8

I'm currently testing out C# 8's async streams, and it seems that when I try to run the application using the old pattern of of using async/await and returning Task> it seems to be faster. (I measured it using a stopwatch and tried running it multiple times, and the result was that the old pattern I mentioned seems somewhat faster than using IAsyncEnumerable).

Here's a simple Console App that I wrote (I'm also thinking perhaps I'm loading the data from database the wrong way)

class Program
    {
        static async Task Main(string[] args)
        {

            // Using the old pattern 
            //Stopwatch stopwatch = Stopwatch.StartNew();
            //foreach (var person in await LoadDataAsync())
            //{
            //    Console.WriteLine($"Id: {person.Id}, Name: {person.Name}");
            //}
            //stopwatch.Stop();
            //Console.WriteLine(stopwatch.ElapsedMilliseconds);


            Stopwatch stopwatch = Stopwatch.StartNew();
            await foreach (var person in LoadDataAsyncStream())
            {
                Console.WriteLine($"Id: {person.Id}, Name: {person.Name}");
            }
            stopwatch.Stop();
            Console.WriteLine(stopwatch.ElapsedMilliseconds);


            Console.ReadKey();
        }


        static async Task<IEnumerable<Person>> LoadDataAsync()
        {
            string connectionString = "Server=localhost; Database=AsyncStreams; Trusted_Connection = True;";
            var people = new List<Person>();
            using (SqlConnection connection = new SqlConnection(connectionString))
            {
                //SqlDataReader
                await connection.OpenAsync();

                string sql = "Select * From Person";
                SqlCommand command = new SqlCommand(sql, connection);

                using (SqlDataReader dataReader = await command.ExecuteReaderAsync())
                {
                    while (await dataReader.ReadAsync())
                    {
                        Person person = new Person();
                        person.Id = Convert.ToInt32(dataReader[nameof(Person.Id)]);
                        person.Name = Convert.ToString(dataReader[nameof(Person.Name)]);
                        person.Address = Convert.ToString(dataReader[nameof(Person.Address)]);
                        person.Occupation = Convert.ToString(dataReader[nameof(Person.Occupation)]);
                        person.Birthday = Convert.ToDateTime(dataReader[nameof(Person.Birthday)]);
                        person.FavoriteColor = Convert.ToString(dataReader[nameof(Person.FavoriteColor)]);
                        person.Quote = Convert.ToString(dataReader[nameof(Person.Quote)]);
                        person.Message = Convert.ToString(dataReader[nameof(Person.Message)]);

                        people.Add(person);
                    }
                }

                await connection.CloseAsync();
            }

            return people;
        }

        static async IAsyncEnumerable<Person> LoadDataAsyncStream()

[SUPPLIED INFORMATION]
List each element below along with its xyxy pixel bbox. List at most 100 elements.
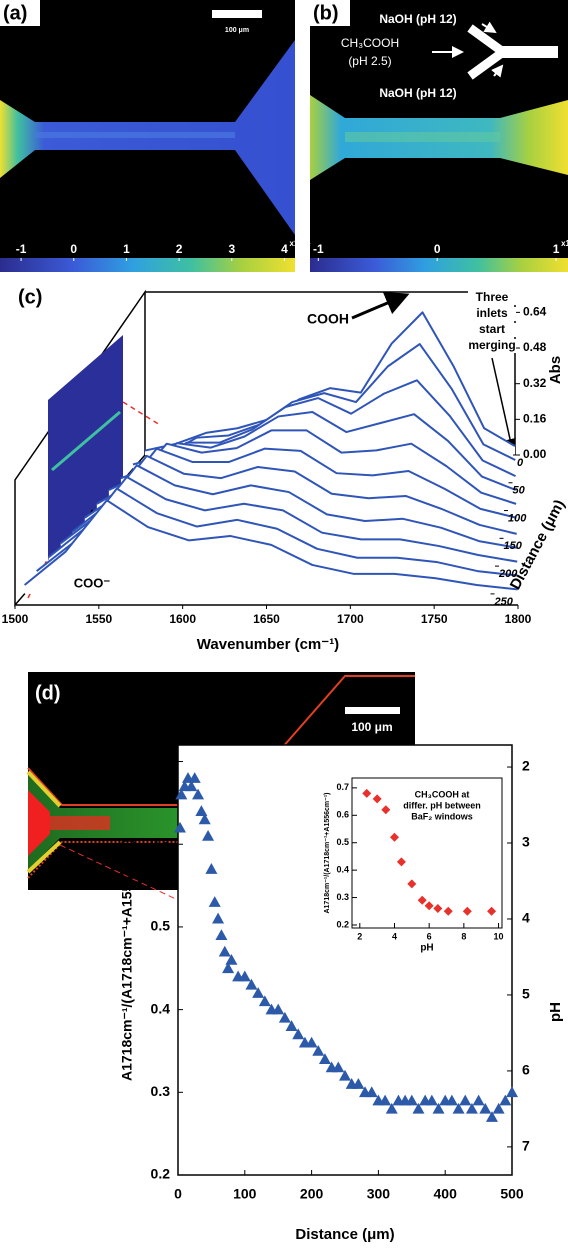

[EXERCISES TO COMPLETE]
a) List every Person property that LoadDataAsync in the async streams post assigns a value from the data reader.
b) Answer these questions about the async streams post, one line each:
(i) What did the poster use to measure the speed of the two approaches?
(ii) Which database does the connection string name?
(iii) What SQL query does LoadDataAsync run?
c) Write out the part of the async streams post that begins at the words "I'm currently testing" and stops after "the wrong way)".

[SOLUTIONS]
a)
Id
Name
Address
Occupation
Birthday
FavoriteColor
Quote
Message

b)
(i) A stopwatch
(ii) AsyncStreams
(iii) Select * From Person

c)
I'm currently testing out C# 8's async streams, and it seems that when I try to run the application using the old pattern of of using async/await and returning Task> it seems to be faster. (I measured it using a stopwatch and tried running it multiple times, and the result was that the old pattern I mentioned seems somewhat faster than using IAsyncEnumerable).

Here's a simple Console App that I wrote (I'm also thinking perhaps I'm loading the data from database the wrong way)